[Dataset rows about figures]
>> BEGIN
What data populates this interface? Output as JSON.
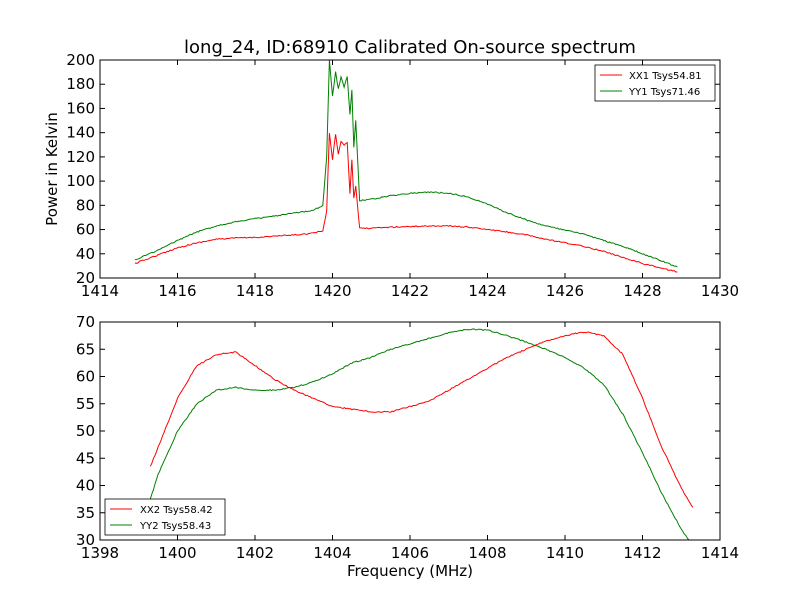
{
  "chart_data": [
    {
      "type": "line",
      "title": "long_24, ID:68910 Calibrated On-source spectrum",
      "xlabel": "",
      "ylabel": "Power in Kelvin",
      "xlim": [
        1414,
        1430
      ],
      "ylim": [
        20,
        200
      ],
      "xticks": [
        1414,
        1416,
        1418,
        1420,
        1422,
        1424,
        1426,
        1428,
        1430
      ],
      "yticks": [
        20,
        40,
        60,
        80,
        100,
        120,
        140,
        160,
        180,
        200
      ],
      "grid": false,
      "legend": "top-right",
      "series": [
        {
          "name": "XX1 Tsys54.81",
          "color": "#ff0000",
          "x": [
            1414.9,
            1415.5,
            1416.0,
            1416.5,
            1417.0,
            1417.5,
            1418.0,
            1418.5,
            1419.0,
            1419.5,
            1419.75,
            1419.85,
            1419.92,
            1420.0,
            1420.08,
            1420.15,
            1420.22,
            1420.3,
            1420.38,
            1420.45,
            1420.5,
            1420.55,
            1420.6,
            1420.7,
            1421.0,
            1421.5,
            1422.0,
            1422.5,
            1423.0,
            1423.5,
            1424.0,
            1424.5,
            1425.0,
            1425.5,
            1426.0,
            1426.5,
            1427.0,
            1427.5,
            1428.0,
            1428.5,
            1428.9
          ],
          "y": [
            32,
            39,
            45,
            49,
            52,
            53,
            53.5,
            54.5,
            55.5,
            57,
            59,
            75,
            140,
            118,
            139,
            122,
            133,
            130,
            132,
            90,
            118,
            86,
            96,
            61,
            61,
            62,
            62.5,
            63,
            63,
            62,
            60,
            58,
            55.5,
            52,
            49,
            46,
            42,
            37,
            32,
            28,
            25
          ]
        },
        {
          "name": "YY1 Tsys71.46",
          "color": "#008000",
          "x": [
            1414.9,
            1415.5,
            1416.0,
            1416.5,
            1417.0,
            1417.5,
            1418.0,
            1418.5,
            1419.0,
            1419.5,
            1419.75,
            1419.85,
            1419.92,
            1420.0,
            1420.08,
            1420.15,
            1420.22,
            1420.3,
            1420.38,
            1420.45,
            1420.5,
            1420.55,
            1420.6,
            1420.7,
            1421.0,
            1421.5,
            1422.0,
            1422.5,
            1423.0,
            1423.5,
            1424.0,
            1424.5,
            1425.0,
            1425.5,
            1426.0,
            1426.5,
            1427.0,
            1427.5,
            1428.0,
            1428.5,
            1428.9
          ],
          "y": [
            35,
            43,
            51,
            58,
            63,
            66.5,
            69,
            71,
            73.5,
            76,
            80,
            120,
            200,
            170,
            190,
            176,
            186,
            178,
            186,
            155,
            175,
            128,
            150,
            84,
            85,
            88,
            90,
            91,
            90,
            87,
            81,
            74,
            68,
            63,
            59.5,
            56,
            51,
            46,
            40,
            34,
            29
          ]
        }
      ]
    },
    {
      "type": "line",
      "title": "",
      "xlabel": "Frequency (MHz)",
      "ylabel": "",
      "xlim": [
        1398,
        1414
      ],
      "ylim": [
        30,
        70
      ],
      "xticks": [
        1398,
        1400,
        1402,
        1404,
        1406,
        1408,
        1410,
        1412,
        1414
      ],
      "yticks": [
        30,
        35,
        40,
        45,
        50,
        55,
        60,
        65,
        70
      ],
      "grid": false,
      "legend": "bottom-left",
      "series": [
        {
          "name": "XX2 Tsys58.42",
          "color": "#ff0000",
          "x": [
            1399.3,
            1399.5,
            1400.0,
            1400.5,
            1401.0,
            1401.5,
            1402.0,
            1402.5,
            1403.0,
            1403.5,
            1404.0,
            1404.5,
            1405.0,
            1405.5,
            1406.0,
            1406.5,
            1407.0,
            1407.5,
            1408.0,
            1408.5,
            1409.0,
            1409.5,
            1410.0,
            1410.5,
            1411.0,
            1411.5,
            1412.0,
            1412.5,
            1413.0,
            1413.3
          ],
          "y": [
            43.5,
            47,
            56,
            62,
            64,
            64.5,
            62,
            59.5,
            57.5,
            56,
            54.5,
            54,
            53.5,
            53.5,
            54.5,
            55.5,
            57.5,
            59.5,
            61.5,
            63.5,
            65,
            66.5,
            67.5,
            68.2,
            67.5,
            64,
            56,
            47,
            39.5,
            36
          ]
        },
        {
          "name": "YY2 Tsys58.43",
          "color": "#008000",
          "x": [
            1399.3,
            1399.5,
            1400.0,
            1400.5,
            1401.0,
            1401.5,
            1402.0,
            1402.5,
            1403.0,
            1403.5,
            1404.0,
            1404.5,
            1405.0,
            1405.5,
            1406.0,
            1406.5,
            1407.0,
            1407.5,
            1408.0,
            1408.5,
            1409.0,
            1409.5,
            1410.0,
            1410.5,
            1411.0,
            1411.5,
            1412.0,
            1412.5,
            1413.0,
            1413.2
          ],
          "y": [
            37.5,
            42,
            50,
            55,
            57.5,
            58,
            57.5,
            57.5,
            58,
            59,
            60.5,
            62.5,
            63.5,
            65,
            66,
            67,
            68,
            68.7,
            68.5,
            67.5,
            66.3,
            65,
            63.5,
            61.5,
            58.5,
            53,
            46,
            38.5,
            32,
            30
          ]
        }
      ]
    }
  ]
}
>> END
▶ _What needs to be done_:
Say, as a single number and nothing more, how many lines of the entries contain the word "name".

▶ _Correct output_:
4